** Saved entries **
^^^^^^^^
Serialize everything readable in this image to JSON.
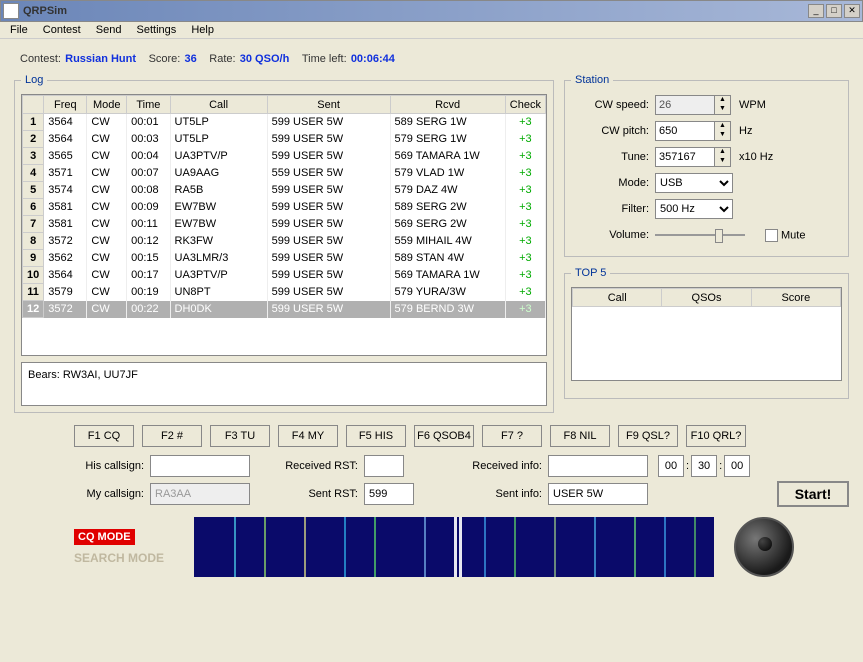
{
  "window": {
    "title": "QRPSim"
  },
  "menu": [
    "File",
    "Contest",
    "Send",
    "Settings",
    "Help"
  ],
  "score": {
    "contest_label": "Contest:",
    "contest": "Russian Hunt",
    "score_label": "Score:",
    "score": "36",
    "rate_label": "Rate:",
    "rate": "30 QSO/h",
    "time_label": "Time left:",
    "time": "00:06:44"
  },
  "log": {
    "legend": "Log",
    "headers": [
      "",
      "Freq",
      "Mode",
      "Time",
      "Call",
      "Sent",
      "Rcvd",
      "Check"
    ],
    "rows": [
      {
        "n": "1",
        "freq": "3564",
        "mode": "CW",
        "time": "00:01",
        "call": "UT5LP",
        "sent": "599 USER 5W",
        "rcvd": "589 SERG 1W",
        "check": "+3"
      },
      {
        "n": "2",
        "freq": "3564",
        "mode": "CW",
        "time": "00:03",
        "call": "UT5LP",
        "sent": "599 USER 5W",
        "rcvd": "579 SERG 1W",
        "check": "+3"
      },
      {
        "n": "3",
        "freq": "3565",
        "mode": "CW",
        "time": "00:04",
        "call": "UA3PTV/P",
        "sent": "599 USER 5W",
        "rcvd": "569 TAMARA 1W",
        "check": "+3"
      },
      {
        "n": "4",
        "freq": "3571",
        "mode": "CW",
        "time": "00:07",
        "call": "UA9AAG",
        "sent": "559 USER 5W",
        "rcvd": "579 VLAD 1W",
        "check": "+3"
      },
      {
        "n": "5",
        "freq": "3574",
        "mode": "CW",
        "time": "00:08",
        "call": "RA5B",
        "sent": "599 USER 5W",
        "rcvd": "579 DAZ 4W",
        "check": "+3"
      },
      {
        "n": "6",
        "freq": "3581",
        "mode": "CW",
        "time": "00:09",
        "call": "EW7BW",
        "sent": "599 USER 5W",
        "rcvd": "589 SERG 2W",
        "check": "+3"
      },
      {
        "n": "7",
        "freq": "3581",
        "mode": "CW",
        "time": "00:11",
        "call": "EW7BW",
        "sent": "599 USER 5W",
        "rcvd": "569 SERG 2W",
        "check": "+3"
      },
      {
        "n": "8",
        "freq": "3572",
        "mode": "CW",
        "time": "00:12",
        "call": "RK3FW",
        "sent": "599 USER 5W",
        "rcvd": "559 MIHAIL 4W",
        "check": "+3"
      },
      {
        "n": "9",
        "freq": "3562",
        "mode": "CW",
        "time": "00:15",
        "call": "UA3LMR/3",
        "sent": "599 USER 5W",
        "rcvd": "589 STAN 4W",
        "check": "+3"
      },
      {
        "n": "10",
        "freq": "3564",
        "mode": "CW",
        "time": "00:17",
        "call": "UA3PTV/P",
        "sent": "599 USER 5W",
        "rcvd": "569 TAMARA 1W",
        "check": "+3"
      },
      {
        "n": "11",
        "freq": "3579",
        "mode": "CW",
        "time": "00:19",
        "call": "UN8PT",
        "sent": "599 USER 5W",
        "rcvd": "579 YURA/3W",
        "check": "+3"
      },
      {
        "n": "12",
        "freq": "3572",
        "mode": "CW",
        "time": "00:22",
        "call": "DH0DK",
        "sent": "599 USER 5W",
        "rcvd": "579 BERND 3W",
        "check": "+3"
      }
    ],
    "bears": "Bears: RW3AI, UU7JF"
  },
  "station": {
    "legend": "Station",
    "cw_speed_label": "CW speed:",
    "cw_speed": "26",
    "wpm": "WPM",
    "cw_pitch_label": "CW pitch:",
    "cw_pitch": "650",
    "hz": "Hz",
    "tune_label": "Tune:",
    "tune": "357167",
    "x10hz": "x10 Hz",
    "mode_label": "Mode:",
    "mode": "USB",
    "filter_label": "Filter:",
    "filter": "500 Hz",
    "volume_label": "Volume:",
    "mute_label": "Mute"
  },
  "top5": {
    "legend": "TOP 5",
    "headers": [
      "Call",
      "QSOs",
      "Score"
    ]
  },
  "fkeys": [
    "F1 CQ",
    "F2 #",
    "F3 TU",
    "F4 MY",
    "F5 HIS",
    "F6 QSOB4",
    "F7 ?",
    "F8 NIL",
    "F9 QSL?",
    "F10 QRL?"
  ],
  "inputs": {
    "his_call_label": "His callsign:",
    "his_call": "",
    "rcvd_rst_label": "Received RST:",
    "rcvd_rst": "",
    "rcvd_info_label": "Received info:",
    "rcvd_info": "",
    "t1": "00",
    "t2": "30",
    "t3": "00",
    "my_call_label": "My callsign:",
    "my_call": "RA3AA",
    "sent_rst_label": "Sent RST:",
    "sent_rst": "599",
    "sent_info_label": "Sent info:",
    "sent_info": "USER 5W",
    "start": "Start!"
  },
  "modes": {
    "cq": "CQ MODE",
    "search": "SEARCH MODE"
  }
}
^^^^^^^^
** DIRECTIVE **
Reproduce the listing word for word and omit its pictures.

** THE ANSWER **
Serialize everything readable in this image to JSON.
{
  "window": {
    "title": "QRPSim"
  },
  "menu": [
    "File",
    "Contest",
    "Send",
    "Settings",
    "Help"
  ],
  "score": {
    "contest_label": "Contest:",
    "contest": "Russian Hunt",
    "score_label": "Score:",
    "score": "36",
    "rate_label": "Rate:",
    "rate": "30 QSO/h",
    "time_label": "Time left:",
    "time": "00:06:44"
  },
  "log": {
    "legend": "Log",
    "headers": [
      "",
      "Freq",
      "Mode",
      "Time",
      "Call",
      "Sent",
      "Rcvd",
      "Check"
    ],
    "rows": [
      {
        "n": "1",
        "freq": "3564",
        "mode": "CW",
        "time": "00:01",
        "call": "UT5LP",
        "sent": "599 USER 5W",
        "rcvd": "589 SERG 1W",
        "check": "+3"
      },
      {
        "n": "2",
        "freq": "3564",
        "mode": "CW",
        "time": "00:03",
        "call": "UT5LP",
        "sent": "599 USER 5W",
        "rcvd": "579 SERG 1W",
        "check": "+3"
      },
      {
        "n": "3",
        "freq": "3565",
        "mode": "CW",
        "time": "00:04",
        "call": "UA3PTV/P",
        "sent": "599 USER 5W",
        "rcvd": "569 TAMARA 1W",
        "check": "+3"
      },
      {
        "n": "4",
        "freq": "3571",
        "mode": "CW",
        "time": "00:07",
        "call": "UA9AAG",
        "sent": "559 USER 5W",
        "rcvd": "579 VLAD 1W",
        "check": "+3"
      },
      {
        "n": "5",
        "freq": "3574",
        "mode": "CW",
        "time": "00:08",
        "call": "RA5B",
        "sent": "599 USER 5W",
        "rcvd": "579 DAZ 4W",
        "check": "+3"
      },
      {
        "n": "6",
        "freq": "3581",
        "mode": "CW",
        "time": "00:09",
        "call": "EW7BW",
        "sent": "599 USER 5W",
        "rcvd": "589 SERG 2W",
        "check": "+3"
      },
      {
        "n": "7",
        "freq": "3581",
        "mode": "CW",
        "time": "00:11",
        "call": "EW7BW",
        "sent": "599 USER 5W",
        "rcvd": "569 SERG 2W",
        "check": "+3"
      },
      {
        "n": "8",
        "freq": "3572",
        "mode": "CW",
        "time": "00:12",
        "call": "RK3FW",
        "sent": "599 USER 5W",
        "rcvd": "559 MIHAIL 4W",
        "check": "+3"
      },
      {
        "n": "9",
        "freq": "3562",
        "mode": "CW",
        "time": "00:15",
        "call": "UA3LMR/3",
        "sent": "599 USER 5W",
        "rcvd": "589 STAN 4W",
        "check": "+3"
      },
      {
        "n": "10",
        "freq": "3564",
        "mode": "CW",
        "time": "00:17",
        "call": "UA3PTV/P",
        "sent": "599 USER 5W",
        "rcvd": "569 TAMARA 1W",
        "check": "+3"
      },
      {
        "n": "11",
        "freq": "3579",
        "mode": "CW",
        "time": "00:19",
        "call": "UN8PT",
        "sent": "599 USER 5W",
        "rcvd": "579 YURA/3W",
        "check": "+3"
      },
      {
        "n": "12",
        "freq": "3572",
        "mode": "CW",
        "time": "00:22",
        "call": "DH0DK",
        "sent": "599 USER 5W",
        "rcvd": "579 BERND 3W",
        "check": "+3"
      }
    ],
    "bears": "Bears: RW3AI, UU7JF"
  },
  "station": {
    "legend": "Station",
    "cw_speed_label": "CW speed:",
    "cw_speed": "26",
    "wpm": "WPM",
    "cw_pitch_label": "CW pitch:",
    "cw_pitch": "650",
    "hz": "Hz",
    "tune_label": "Tune:",
    "tune": "357167",
    "x10hz": "x10 Hz",
    "mode_label": "Mode:",
    "mode": "USB",
    "filter_label": "Filter:",
    "filter": "500 Hz",
    "volume_label": "Volume:",
    "mute_label": "Mute"
  },
  "top5": {
    "legend": "TOP 5",
    "headers": [
      "Call",
      "QSOs",
      "Score"
    ]
  },
  "fkeys": [
    "F1 CQ",
    "F2 #",
    "F3 TU",
    "F4 MY",
    "F5 HIS",
    "F6 QSOB4",
    "F7 ?",
    "F8 NIL",
    "F9 QSL?",
    "F10 QRL?"
  ],
  "inputs": {
    "his_call_label": "His callsign:",
    "his_call": "",
    "rcvd_rst_label": "Received RST:",
    "rcvd_rst": "",
    "rcvd_info_label": "Received info:",
    "rcvd_info": "",
    "t1": "00",
    "t2": "30",
    "t3": "00",
    "my_call_label": "My callsign:",
    "my_call": "RA3AA",
    "sent_rst_label": "Sent RST:",
    "sent_rst": "599",
    "sent_info_label": "Sent info:",
    "sent_info": "USER 5W",
    "start": "Start!"
  },
  "modes": {
    "cq": "CQ MODE",
    "search": "SEARCH MODE"
  }
}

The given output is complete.